• [AUSGEWÄHLTER TEXTAUSZUG]:

* * * *

Rot-Pink: So sehen die Klimaschutz-Pläne der neuen Stadtregierung aus
Die neue Stadtregierung Wiens, eine rot-pinke Koalition, setzt einen deutlichen Klimaschutz-Schwerpunkt: Ganze 35 Seiten des Regierungsprogramms widmen sich der „Klimamusterstadt“. Besonders stolz ist man bei der SPÖ auf ein geplantes Klimaschutzgesetz und einen strafferen Zeitrahmen: Bis 2040 soll die Stadt CO2-neutral sein – eine Vorverlegung des Ziels, wie SPÖ-Umweltsprecherin Julia Herr in einer Aussendung betont.
Bis 2040 soll laut dem Programm der Bundesregierung ganz Österreich CO2-neutral sein – für das Ziel der Stadt Wien gibt es Kritik von Fridays for Future Wien: „Aufgrund der Dringlichkeit der Lage muss Wien bis 2030 klimaneutral werden“, sagt Klimaaktivistin Klara Butz. Das entspreche auch dem Ziel anderer europäischer Städte wie Oslo oder Zürich. Kopenhagen will sogar bis 2025 klimaneutral sein.

* * * *

• [VORGEGEBENES MATERIAL]:
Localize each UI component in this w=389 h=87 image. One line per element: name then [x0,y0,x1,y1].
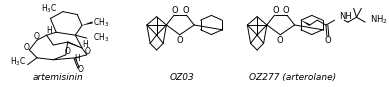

* * * *

Schreibe den Textauszug über die Wiener Klimaschutz-Pläne von "Rot-Pink: So sehen" bis einschließlich "2025 klimaneutral sein." noch einmal ab. Ersetze dabei "Oslo" durch "Helsinki".

• [ERGEBNIS DER ÜBUNG]:
Rot-Pink: So sehen die Klimaschutz-Pläne der neuen Stadtregierung aus
Die neue Stadtregierung Wiens, eine rot-pinke Koalition, setzt einen deutlichen Klimaschutz-Schwerpunkt: Ganze 35 Seiten des Regierungsprogramms widmen sich der „Klimamusterstadt“. Besonders stolz ist man bei der SPÖ auf ein geplantes Klimaschutzgesetz und einen strafferen Zeitrahmen: Bis 2040 soll die Stadt CO2-neutral sein – eine Vorverlegung des Ziels, wie SPÖ-Umweltsprecherin Julia Herr in einer Aussendung betont.
Bis 2040 soll laut dem Programm der Bundesregierung ganz Österreich CO2-neutral sein – für das Ziel der Stadt Wien gibt es Kritik von Fridays for Future Wien: „Aufgrund der Dringlichkeit der Lage muss Wien bis 2030 klimaneutral werden“, sagt Klimaaktivistin Klara Butz. Das entspreche auch dem Ziel anderer europäischer Städte wie Helsinki oder Zürich. Kopenhagen will sogar bis 2025 klimaneutral sein.